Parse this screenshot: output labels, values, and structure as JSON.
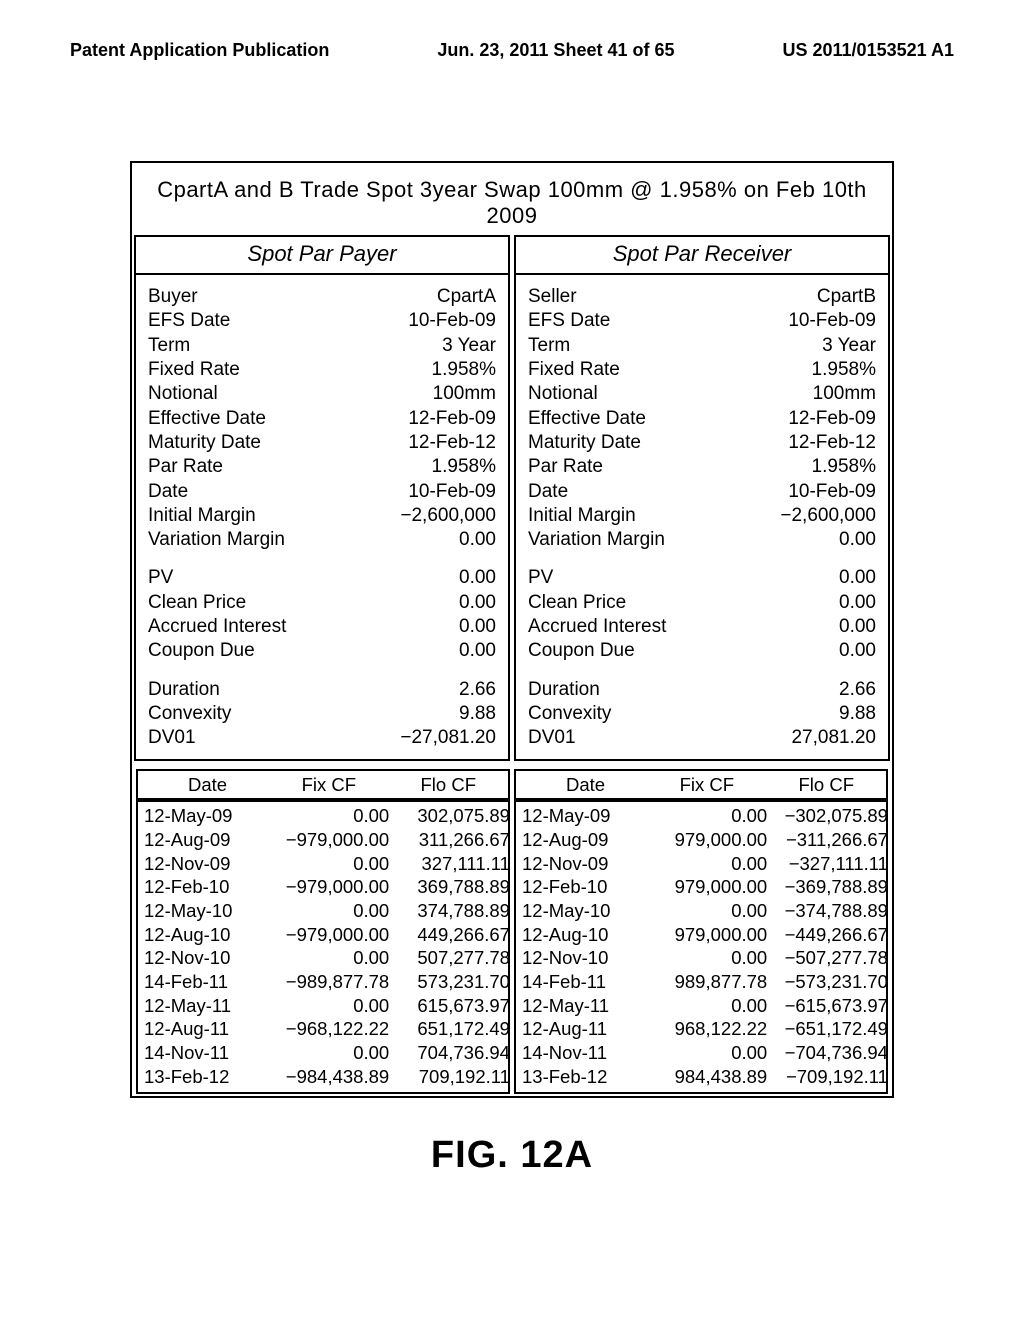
{
  "header": {
    "left": "Patent Application Publication",
    "center": "Jun. 23, 2011  Sheet 41 of 65",
    "right": "US 2011/0153521 A1"
  },
  "figure": {
    "title": "CpartA and B Trade Spot 3year Swap 100mm @ 1.958% on Feb 10th 2009",
    "caption": "FIG. 12A",
    "payer": {
      "panel_title": "Spot Par Payer",
      "kv1": [
        {
          "k": "Buyer",
          "v": "CpartA"
        },
        {
          "k": "EFS Date",
          "v": "10-Feb-09"
        },
        {
          "k": "Term",
          "v": "3 Year"
        },
        {
          "k": "Fixed Rate",
          "v": "1.958%"
        },
        {
          "k": "Notional",
          "v": "100mm"
        },
        {
          "k": "Effective Date",
          "v": "12-Feb-09"
        },
        {
          "k": "Maturity Date",
          "v": "12-Feb-12"
        },
        {
          "k": "Par Rate",
          "v": "1.958%"
        },
        {
          "k": "Date",
          "v": "10-Feb-09"
        },
        {
          "k": "Initial Margin",
          "v": "−2,600,000"
        },
        {
          "k": "Variation Margin",
          "v": "0.00"
        }
      ],
      "kv2": [
        {
          "k": "PV",
          "v": "0.00"
        },
        {
          "k": "Clean Price",
          "v": "0.00"
        },
        {
          "k": "Accrued Interest",
          "v": "0.00"
        },
        {
          "k": "Coupon Due",
          "v": "0.00"
        }
      ],
      "kv3": [
        {
          "k": "Duration",
          "v": "2.66"
        },
        {
          "k": "Convexity",
          "v": "9.88"
        },
        {
          "k": "DV01",
          "v": "−27,081.20"
        }
      ],
      "cf_headers": {
        "date": "Date",
        "fix": "Fix CF",
        "flo": "Flo CF"
      },
      "cf_rows": [
        {
          "date": "12-May-09",
          "fix": "0.00",
          "flo": "302,075.89"
        },
        {
          "date": "12-Aug-09",
          "fix": "−979,000.00",
          "flo": "311,266.67"
        },
        {
          "date": "12-Nov-09",
          "fix": "0.00",
          "flo": "327,111.11"
        },
        {
          "date": "12-Feb-10",
          "fix": "−979,000.00",
          "flo": "369,788.89"
        },
        {
          "date": "12-May-10",
          "fix": "0.00",
          "flo": "374,788.89"
        },
        {
          "date": "12-Aug-10",
          "fix": "−979,000.00",
          "flo": "449,266.67"
        },
        {
          "date": "12-Nov-10",
          "fix": "0.00",
          "flo": "507,277.78"
        },
        {
          "date": "14-Feb-11",
          "fix": "−989,877.78",
          "flo": "573,231.70"
        },
        {
          "date": "12-May-11",
          "fix": "0.00",
          "flo": "615,673.97"
        },
        {
          "date": "12-Aug-11",
          "fix": "−968,122.22",
          "flo": "651,172.49"
        },
        {
          "date": "14-Nov-11",
          "fix": "0.00",
          "flo": "704,736.94"
        },
        {
          "date": "13-Feb-12",
          "fix": "−984,438.89",
          "flo": "709,192.11"
        }
      ]
    },
    "receiver": {
      "panel_title": "Spot Par Receiver",
      "kv1": [
        {
          "k": "Seller",
          "v": "CpartB"
        },
        {
          "k": "EFS Date",
          "v": "10-Feb-09"
        },
        {
          "k": "Term",
          "v": "3 Year"
        },
        {
          "k": "Fixed Rate",
          "v": "1.958%"
        },
        {
          "k": "Notional",
          "v": "100mm"
        },
        {
          "k": "Effective Date",
          "v": "12-Feb-09"
        },
        {
          "k": "Maturity Date",
          "v": "12-Feb-12"
        },
        {
          "k": "Par Rate",
          "v": "1.958%"
        },
        {
          "k": "Date",
          "v": "10-Feb-09"
        },
        {
          "k": "Initial Margin",
          "v": "−2,600,000"
        },
        {
          "k": "Variation Margin",
          "v": "0.00"
        }
      ],
      "kv2": [
        {
          "k": "PV",
          "v": "0.00"
        },
        {
          "k": "Clean Price",
          "v": "0.00"
        },
        {
          "k": "Accrued Interest",
          "v": "0.00"
        },
        {
          "k": "Coupon Due",
          "v": "0.00"
        }
      ],
      "kv3": [
        {
          "k": "Duration",
          "v": "2.66"
        },
        {
          "k": "Convexity",
          "v": "9.88"
        },
        {
          "k": "DV01",
          "v": "27,081.20"
        }
      ],
      "cf_headers": {
        "date": "Date",
        "fix": "Fix CF",
        "flo": "Flo CF"
      },
      "cf_rows": [
        {
          "date": "12-May-09",
          "fix": "0.00",
          "flo": "−302,075.89"
        },
        {
          "date": "12-Aug-09",
          "fix": "979,000.00",
          "flo": "−311,266.67"
        },
        {
          "date": "12-Nov-09",
          "fix": "0.00",
          "flo": "−327,111.11"
        },
        {
          "date": "12-Feb-10",
          "fix": "979,000.00",
          "flo": "−369,788.89"
        },
        {
          "date": "12-May-10",
          "fix": "0.00",
          "flo": "−374,788.89"
        },
        {
          "date": "12-Aug-10",
          "fix": "979,000.00",
          "flo": "−449,266.67"
        },
        {
          "date": "12-Nov-10",
          "fix": "0.00",
          "flo": "−507,277.78"
        },
        {
          "date": "14-Feb-11",
          "fix": "989,877.78",
          "flo": "−573,231.70"
        },
        {
          "date": "12-May-11",
          "fix": "0.00",
          "flo": "−615,673.97"
        },
        {
          "date": "12-Aug-11",
          "fix": "968,122.22",
          "flo": "−651,172.49"
        },
        {
          "date": "14-Nov-11",
          "fix": "0.00",
          "flo": "−704,736.94"
        },
        {
          "date": "13-Feb-12",
          "fix": "984,438.89",
          "flo": "−709,192.11"
        }
      ]
    }
  }
}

*SHORT EXERCISE:* Check each line of the data above for the string "CpartA", then report how many lines have it, with no other words.

*OUTPUT FOR THIS EXERCISE:* 2